BEGIN Supplied entries
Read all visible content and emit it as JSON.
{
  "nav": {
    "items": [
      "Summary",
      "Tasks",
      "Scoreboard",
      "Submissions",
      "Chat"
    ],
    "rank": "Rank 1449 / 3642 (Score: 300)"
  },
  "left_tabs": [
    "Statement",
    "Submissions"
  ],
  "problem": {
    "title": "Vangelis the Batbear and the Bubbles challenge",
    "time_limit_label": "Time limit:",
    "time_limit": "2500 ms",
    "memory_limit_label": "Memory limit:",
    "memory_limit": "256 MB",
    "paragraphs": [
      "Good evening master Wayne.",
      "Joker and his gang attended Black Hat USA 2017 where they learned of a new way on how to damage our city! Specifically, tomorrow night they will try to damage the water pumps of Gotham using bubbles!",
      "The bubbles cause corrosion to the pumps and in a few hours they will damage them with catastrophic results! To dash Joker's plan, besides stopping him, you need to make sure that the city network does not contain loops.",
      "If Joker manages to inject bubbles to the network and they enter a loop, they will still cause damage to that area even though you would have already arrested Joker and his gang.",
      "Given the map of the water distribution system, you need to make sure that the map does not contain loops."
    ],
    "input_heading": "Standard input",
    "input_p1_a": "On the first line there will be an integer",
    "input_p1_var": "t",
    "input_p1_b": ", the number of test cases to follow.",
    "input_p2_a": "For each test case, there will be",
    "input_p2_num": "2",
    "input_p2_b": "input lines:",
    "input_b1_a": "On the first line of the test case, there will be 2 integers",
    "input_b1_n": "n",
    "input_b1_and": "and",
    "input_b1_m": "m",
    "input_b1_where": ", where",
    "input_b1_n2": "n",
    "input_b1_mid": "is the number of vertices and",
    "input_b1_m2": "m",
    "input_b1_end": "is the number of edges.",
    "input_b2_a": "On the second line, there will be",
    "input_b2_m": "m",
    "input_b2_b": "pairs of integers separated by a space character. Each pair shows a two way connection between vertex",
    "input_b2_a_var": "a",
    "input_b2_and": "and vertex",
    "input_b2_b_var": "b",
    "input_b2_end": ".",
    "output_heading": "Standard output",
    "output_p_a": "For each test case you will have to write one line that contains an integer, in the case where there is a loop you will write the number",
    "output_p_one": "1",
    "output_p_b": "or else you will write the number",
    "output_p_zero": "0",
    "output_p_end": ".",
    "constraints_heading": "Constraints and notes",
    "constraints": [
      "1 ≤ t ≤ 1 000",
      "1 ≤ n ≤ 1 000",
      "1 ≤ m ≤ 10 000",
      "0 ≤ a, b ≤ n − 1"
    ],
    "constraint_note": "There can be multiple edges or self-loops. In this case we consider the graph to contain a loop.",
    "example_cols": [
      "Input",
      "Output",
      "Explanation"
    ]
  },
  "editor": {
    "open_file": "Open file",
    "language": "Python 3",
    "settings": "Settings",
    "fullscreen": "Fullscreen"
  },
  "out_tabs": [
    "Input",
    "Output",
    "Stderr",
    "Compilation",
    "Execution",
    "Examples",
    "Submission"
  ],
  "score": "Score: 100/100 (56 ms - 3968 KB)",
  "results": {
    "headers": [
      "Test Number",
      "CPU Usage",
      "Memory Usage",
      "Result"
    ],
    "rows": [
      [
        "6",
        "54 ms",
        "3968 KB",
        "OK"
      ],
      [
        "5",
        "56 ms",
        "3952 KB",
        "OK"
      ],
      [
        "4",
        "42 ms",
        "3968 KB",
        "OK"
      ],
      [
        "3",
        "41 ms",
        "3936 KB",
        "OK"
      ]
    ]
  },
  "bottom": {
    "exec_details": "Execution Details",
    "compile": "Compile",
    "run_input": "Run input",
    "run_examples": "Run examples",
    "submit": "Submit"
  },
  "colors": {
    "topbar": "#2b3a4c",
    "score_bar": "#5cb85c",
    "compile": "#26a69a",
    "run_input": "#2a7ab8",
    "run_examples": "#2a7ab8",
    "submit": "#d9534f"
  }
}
END Supplied entries
Work required -> Write the data from above out again, exactly.

Reply to the exercise ->
Read all visible content and emit it as JSON.
{
  "nav": {
    "items": [
      "Summary",
      "Tasks",
      "Scoreboard",
      "Submissions",
      "Chat"
    ],
    "rank": "Rank 1449 / 3642 (Score: 300)"
  },
  "left_tabs": [
    "Statement",
    "Submissions"
  ],
  "problem": {
    "title": "Vangelis the Batbear and the Bubbles challenge",
    "time_limit_label": "Time limit:",
    "time_limit": "2500 ms",
    "memory_limit_label": "Memory limit:",
    "memory_limit": "256 MB",
    "paragraphs": [
      "Good evening master Wayne.",
      "Joker and his gang attended Black Hat USA 2017 where they learned of a new way on how to damage our city! Specifically, tomorrow night they will try to damage the water pumps of Gotham using bubbles!",
      "The bubbles cause corrosion to the pumps and in a few hours they will damage them with catastrophic results! To dash Joker's plan, besides stopping him, you need to make sure that the city network does not contain loops.",
      "If Joker manages to inject bubbles to the network and they enter a loop, they will still cause damage to that area even though you would have already arrested Joker and his gang.",
      "Given the map of the water distribution system, you need to make sure that the map does not contain loops."
    ],
    "input_heading": "Standard input",
    "input_p1_a": "On the first line there will be an integer",
    "input_p1_var": "t",
    "input_p1_b": ", the number of test cases to follow.",
    "input_p2_a": "For each test case, there will be",
    "input_p2_num": "2",
    "input_p2_b": "input lines:",
    "input_b1_a": "On the first line of the test case, there will be 2 integers",
    "input_b1_n": "n",
    "input_b1_and": "and",
    "input_b1_m": "m",
    "input_b1_where": ", where",
    "input_b1_n2": "n",
    "input_b1_mid": "is the number of vertices and",
    "input_b1_m2": "m",
    "input_b1_end": "is the number of edges.",
    "input_b2_a": "On the second line, there will be",
    "input_b2_m": "m",
    "input_b2_b": "pairs of integers separated by a space character. Each pair shows a two way connection between vertex",
    "input_b2_a_var": "a",
    "input_b2_and": "and vertex",
    "input_b2_b_var": "b",
    "input_b2_end": ".",
    "output_heading": "Standard output",
    "output_p_a": "For each test case you will have to write one line that contains an integer, in the case where there is a loop you will write the number",
    "output_p_one": "1",
    "output_p_b": "or else you will write the number",
    "output_p_zero": "0",
    "output_p_end": ".",
    "constraints_heading": "Constraints and notes",
    "constraints": [
      "1 ≤ t ≤ 1 000",
      "1 ≤ n ≤ 1 000",
      "1 ≤ m ≤ 10 000",
      "0 ≤ a, b ≤ n − 1"
    ],
    "constraint_note": "There can be multiple edges or self-loops. In this case we consider the graph to contain a loop.",
    "example_cols": [
      "Input",
      "Output",
      "Explanation"
    ]
  },
  "editor": {
    "open_file": "Open file",
    "language": "Python 3",
    "settings": "Settings",
    "fullscreen": "Fullscreen"
  },
  "out_tabs": [
    "Input",
    "Output",
    "Stderr",
    "Compilation",
    "Execution",
    "Examples",
    "Submission"
  ],
  "score": "Score: 100/100 (56 ms - 3968 KB)",
  "results": {
    "headers": [
      "Test Number",
      "CPU Usage",
      "Memory Usage",
      "Result"
    ],
    "rows": [
      [
        "6",
        "54 ms",
        "3968 KB",
        "OK"
      ],
      [
        "5",
        "56 ms",
        "3952 KB",
        "OK"
      ],
      [
        "4",
        "42 ms",
        "3968 KB",
        "OK"
      ],
      [
        "3",
        "41 ms",
        "3936 KB",
        "OK"
      ]
    ]
  },
  "bottom": {
    "exec_details": "Execution Details",
    "compile": "Compile",
    "run_input": "Run input",
    "run_examples": "Run examples",
    "submit": "Submit"
  },
  "colors": {
    "topbar": "#2b3a4c",
    "score_bar": "#5cb85c",
    "compile": "#26a69a",
    "run_input": "#2a7ab8",
    "run_examples": "#2a7ab8",
    "submit": "#d9534f"
  }
}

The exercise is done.